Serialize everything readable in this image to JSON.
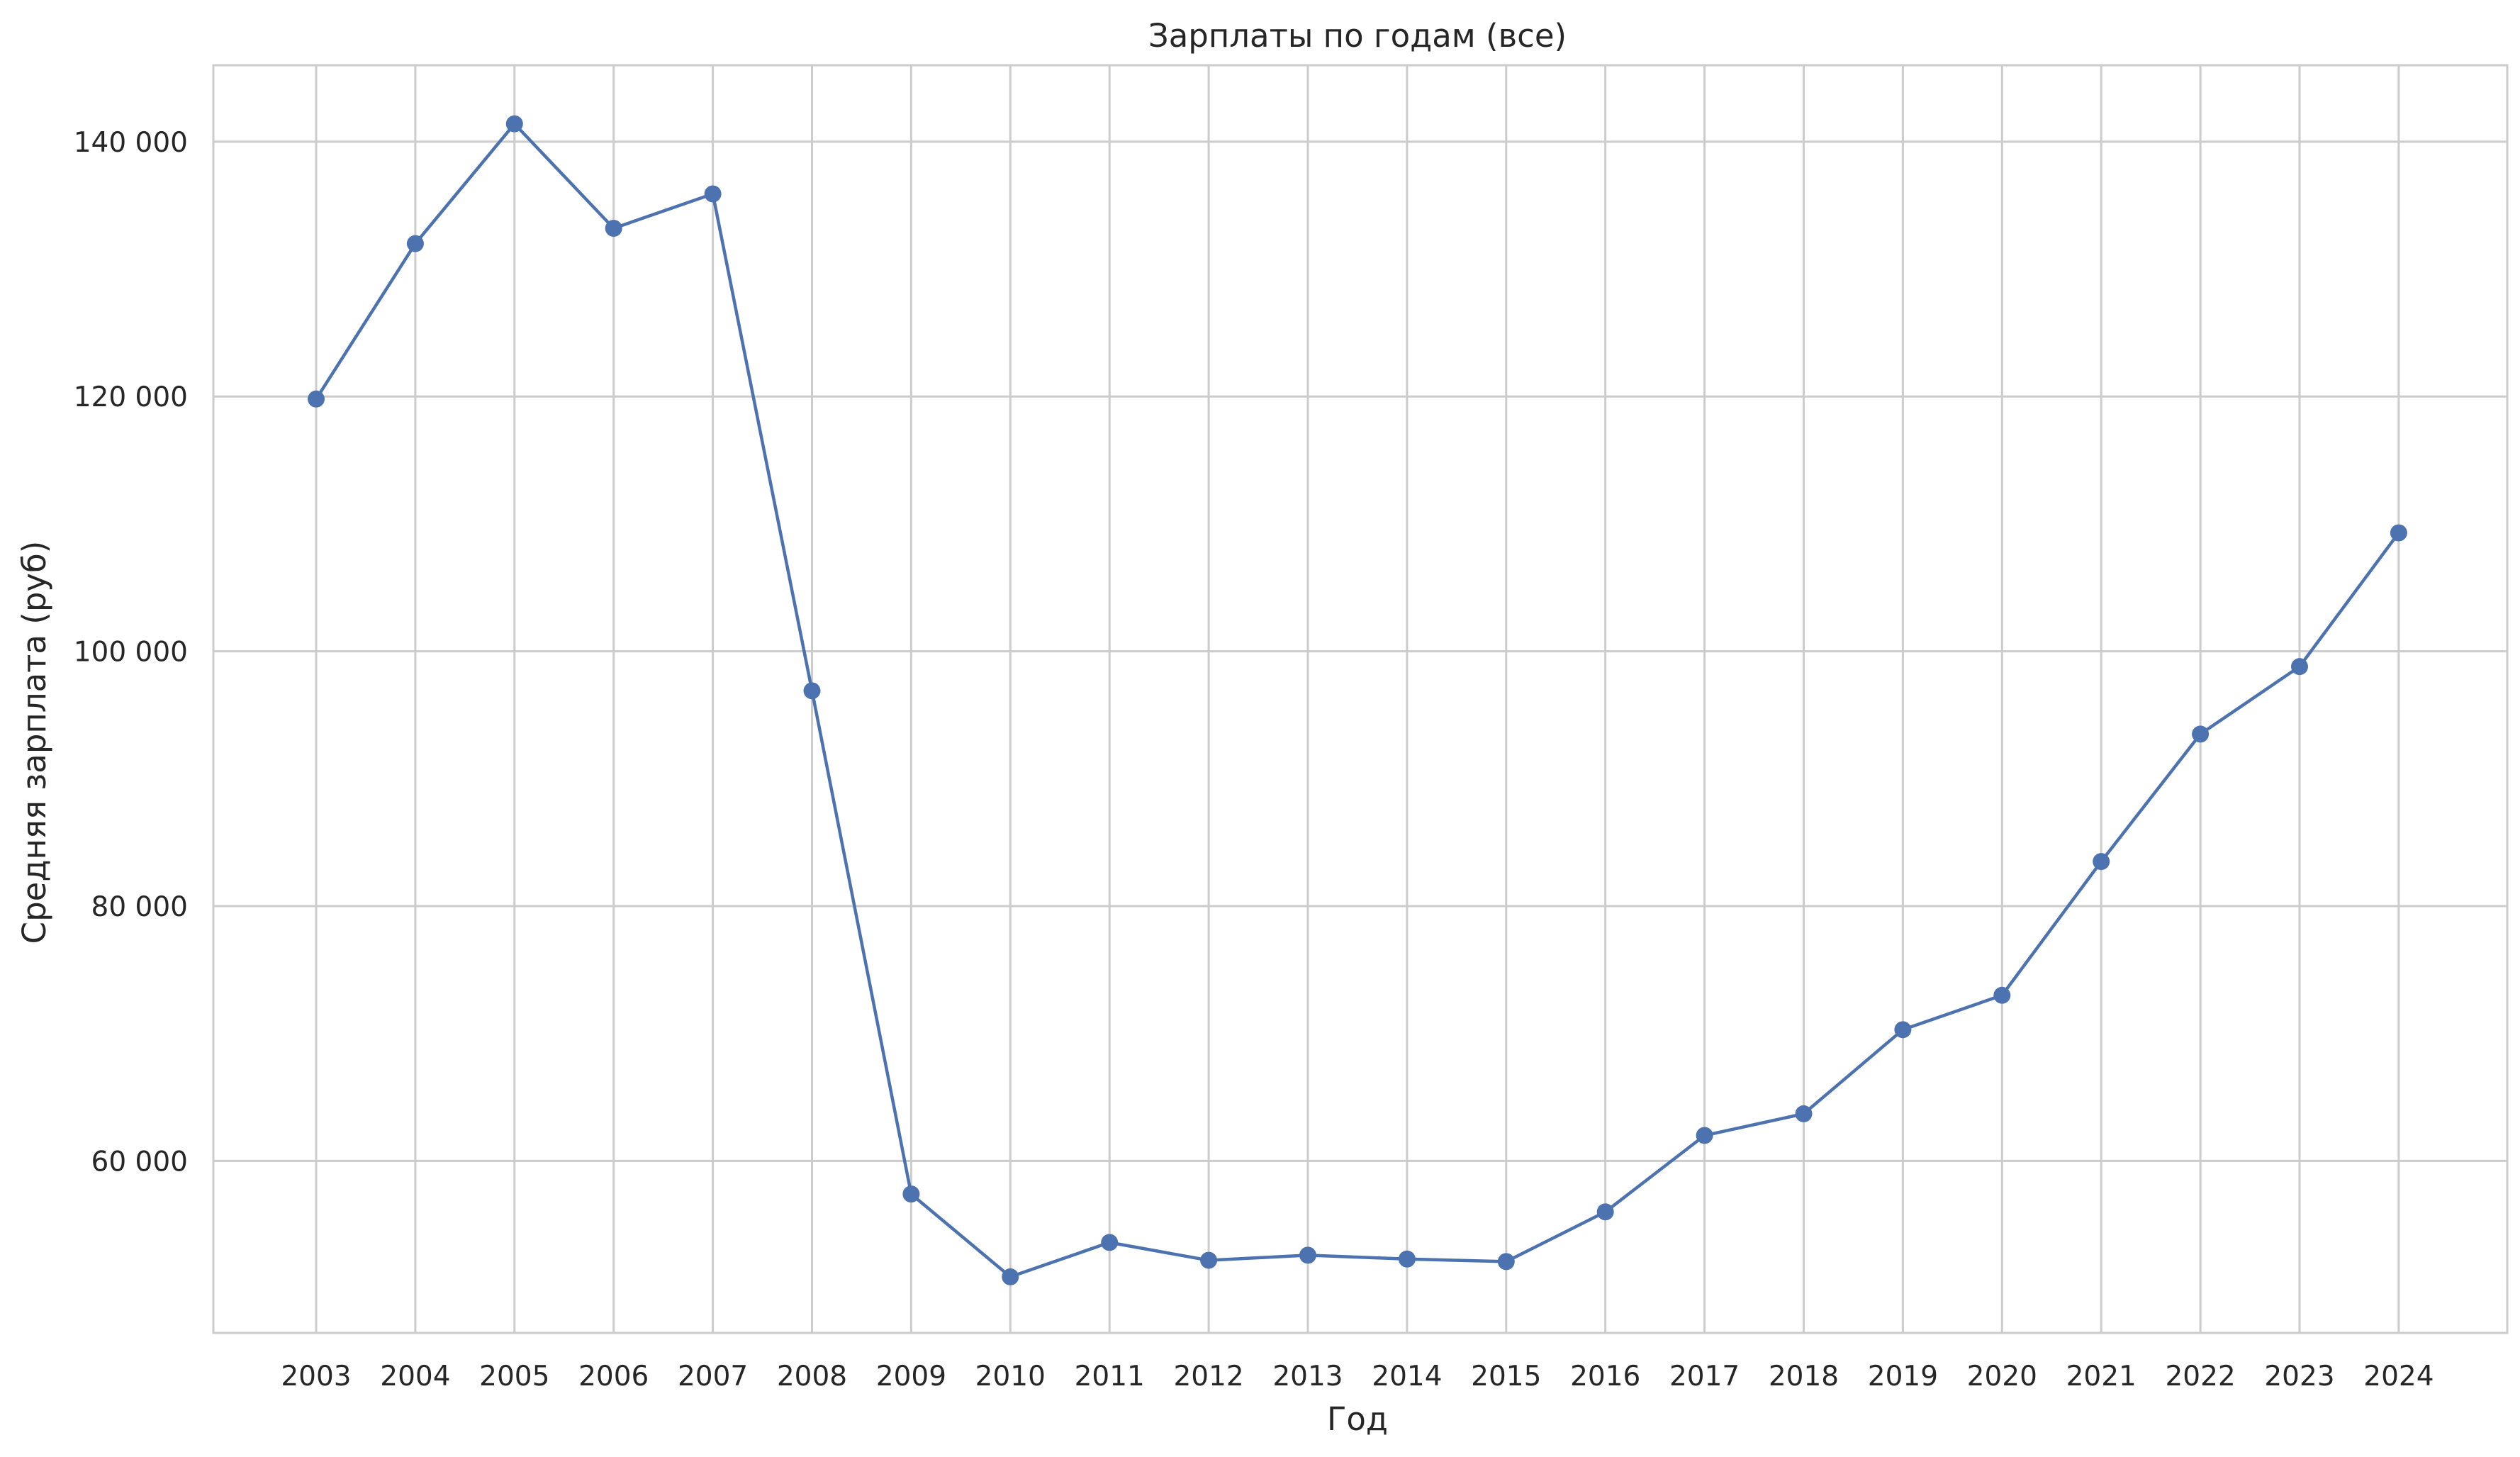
{
  "chart_data": {
    "type": "line",
    "title": "Зарплаты по годам (все)",
    "xlabel": "Год",
    "ylabel": "Средняя зарплата (руб)",
    "categories": [
      "2003",
      "2004",
      "2005",
      "2006",
      "2007",
      "2008",
      "2009",
      "2010",
      "2011",
      "2012",
      "2013",
      "2014",
      "2015",
      "2016",
      "2017",
      "2018",
      "2019",
      "2020",
      "2021",
      "2022",
      "2023",
      "2024"
    ],
    "series": [
      {
        "values": [
          119800,
          132000,
          141400,
          133200,
          135900,
          96900,
          57400,
          50900,
          53600,
          52200,
          52600,
          52300,
          52100,
          56000,
          62000,
          63700,
          70300,
          73000,
          83500,
          93500,
          98800,
          109300
        ],
        "color": "#4c72b0",
        "marker": "circle"
      }
    ],
    "ylim": [
      46500,
      146000
    ],
    "yticks": [
      60000,
      80000,
      100000,
      120000,
      140000
    ],
    "ytick_labels": [
      "60 000",
      "80 000",
      "100 000",
      "120 000",
      "140 000"
    ],
    "grid": true,
    "legend": false
  }
}
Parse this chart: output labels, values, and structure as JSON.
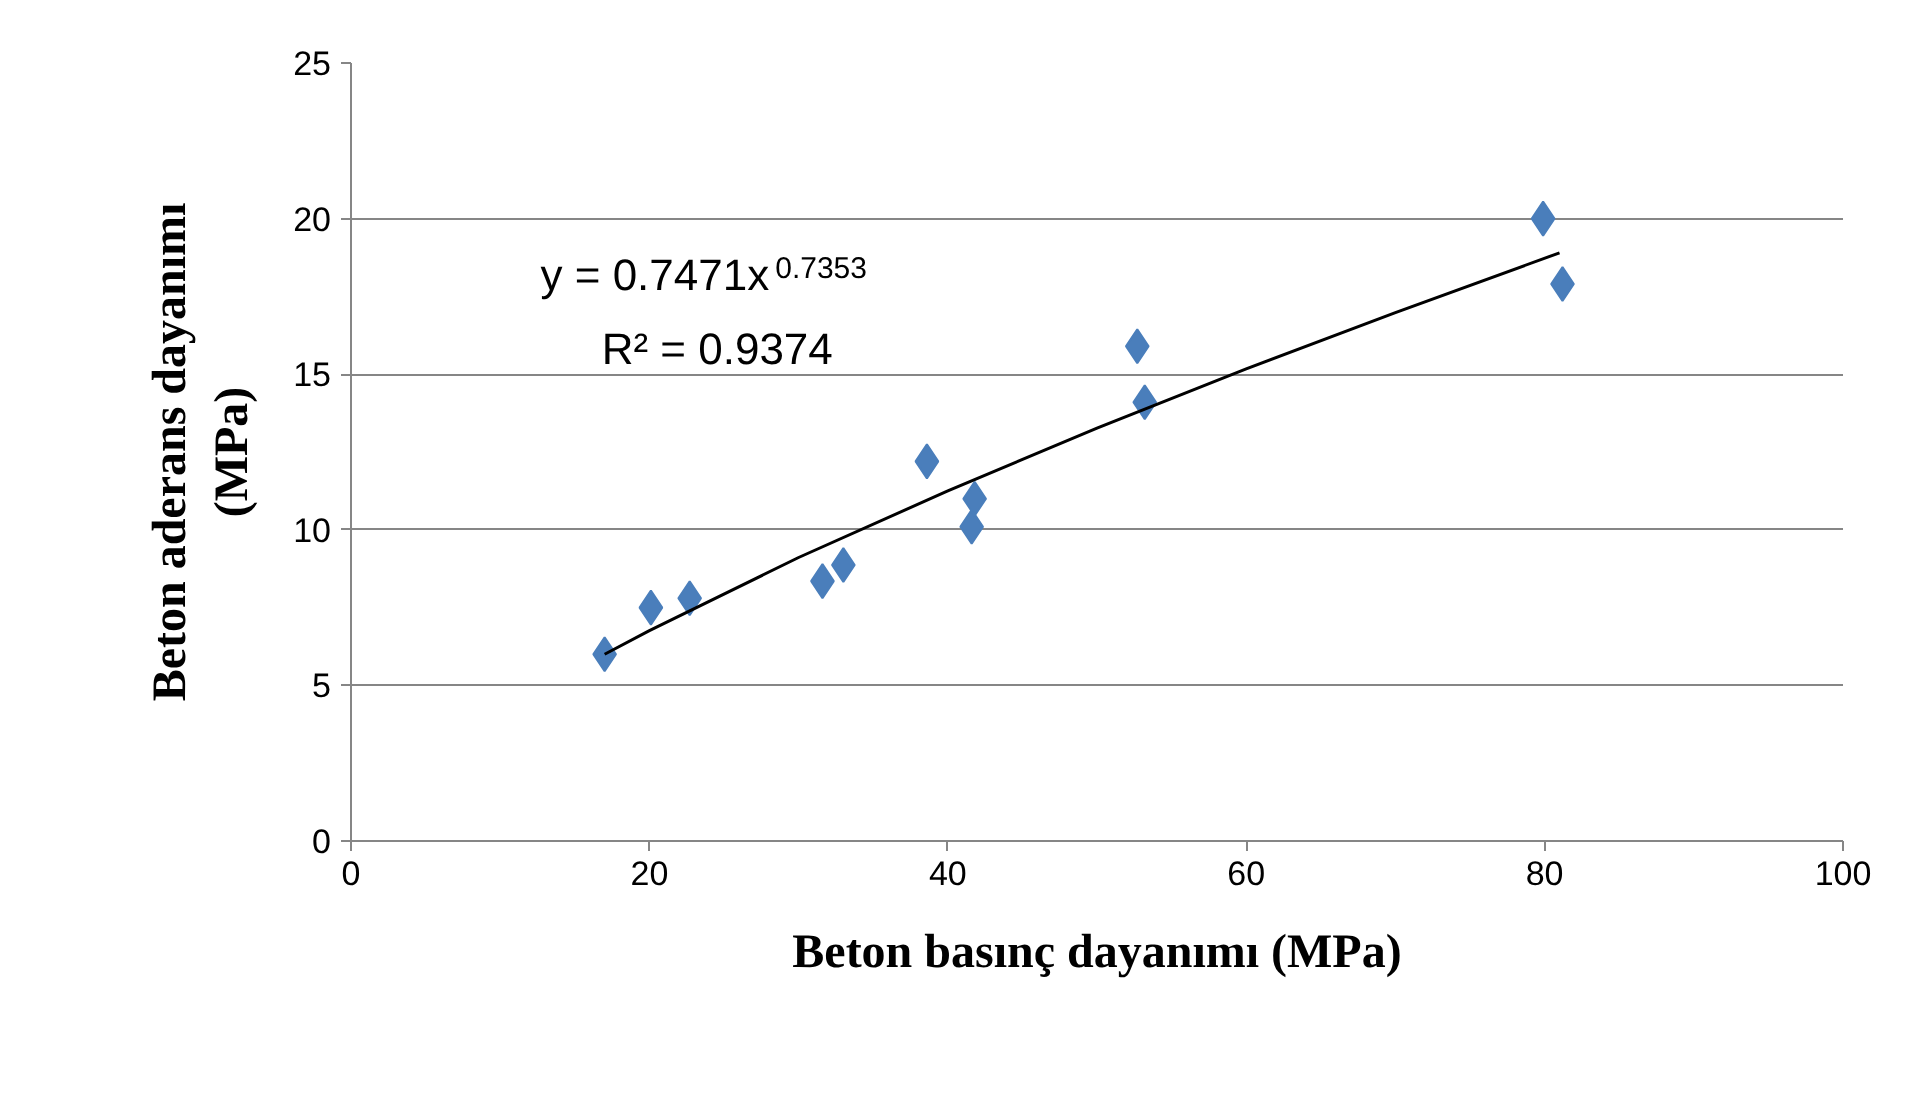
{
  "chart_data": {
    "type": "scatter",
    "xlabel": "Beton basınç dayanımı (MPa)",
    "ylabel": "Beton aderans dayanımı\n(MPa)",
    "xlim": [
      0,
      100
    ],
    "xticks": [
      0,
      20,
      40,
      60,
      80,
      100
    ],
    "ylim": [
      0,
      25
    ],
    "yticks": [
      0,
      5,
      10,
      15,
      20,
      25
    ],
    "grid": "y",
    "marker": "diamond",
    "series": [
      {
        "color": "#4a7ebb",
        "x": [
          17.0,
          20.1,
          22.7,
          31.6,
          33.0,
          38.6,
          41.6,
          41.8,
          52.7,
          53.2,
          79.9,
          81.2
        ],
        "values": [
          6.0,
          7.5,
          7.8,
          8.35,
          8.87,
          12.2,
          10.1,
          11.0,
          15.9,
          14.1,
          20.0,
          17.9
        ]
      },
      {
        "type": "line",
        "color": "#000000",
        "marker": "none",
        "x": [
          17,
          20,
          30,
          40,
          50,
          60,
          70,
          81
        ],
        "values": [
          6.0,
          6.76,
          9.11,
          11.25,
          13.27,
          15.17,
          16.98,
          18.9
        ]
      }
    ],
    "annotations": [
      "y = 0.7471x$^{0.7353}$",
      "R² = 0.9374"
    ]
  }
}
* * * * *
# Request:
From the material above, reproduce everything verbatim except the pictures.

# Task result:
Serialize everything readable in this image to JSON.
{
  "chart_data": {
    "type": "line",
    "title": "Зарплаты по годам (все)",
    "xlabel": "Год",
    "ylabel": "Средняя зарплата (руб)",
    "categories": [
      "2003",
      "2004",
      "2005",
      "2006",
      "2007",
      "2008",
      "2009",
      "2010",
      "2011",
      "2012",
      "2013",
      "2014",
      "2015",
      "2016",
      "2017",
      "2018",
      "2019",
      "2020",
      "2021",
      "2022",
      "2023",
      "2024"
    ],
    "series": [
      {
        "values": [
          119800,
          132000,
          141400,
          133200,
          135900,
          96900,
          57400,
          50900,
          53600,
          52200,
          52600,
          52300,
          52100,
          56000,
          62000,
          63700,
          70300,
          73000,
          83500,
          93500,
          98800,
          109300
        ],
        "color": "#4c72b0",
        "marker": "circle"
      }
    ],
    "ylim": [
      46500,
      146000
    ],
    "yticks": [
      60000,
      80000,
      100000,
      120000,
      140000
    ],
    "ytick_labels": [
      "60 000",
      "80 000",
      "100 000",
      "120 000",
      "140 000"
    ],
    "grid": true,
    "legend": false
  }
}
Parse this chart: output labels, values, and structure as JSON.
{
  "chart_data": {
    "type": "scatter",
    "xlabel": "Beton basınç dayanımı (MPa)",
    "ylabel": "Beton aderans dayanımı\n(MPa)",
    "xlim": [
      0,
      100
    ],
    "xticks": [
      0,
      20,
      40,
      60,
      80,
      100
    ],
    "ylim": [
      0,
      25
    ],
    "yticks": [
      0,
      5,
      10,
      15,
      20,
      25
    ],
    "grid": "y",
    "marker": "diamond",
    "series": [
      {
        "color": "#4a7ebb",
        "x": [
          17.0,
          20.1,
          22.7,
          31.6,
          33.0,
          38.6,
          41.6,
          41.8,
          52.7,
          53.2,
          79.9,
          81.2
        ],
        "values": [
          6.0,
          7.5,
          7.8,
          8.35,
          8.87,
          12.2,
          10.1,
          11.0,
          15.9,
          14.1,
          20.0,
          17.9
        ]
      },
      {
        "type": "line",
        "color": "#000000",
        "marker": "none",
        "x": [
          17,
          20,
          30,
          40,
          50,
          60,
          70,
          81
        ],
        "values": [
          6.0,
          6.76,
          9.11,
          11.25,
          13.27,
          15.17,
          16.98,
          18.9
        ]
      }
    ],
    "annotations": [
      "y = 0.7471x$^{0.7353}$",
      "R² = 0.9374"
    ]
  }
}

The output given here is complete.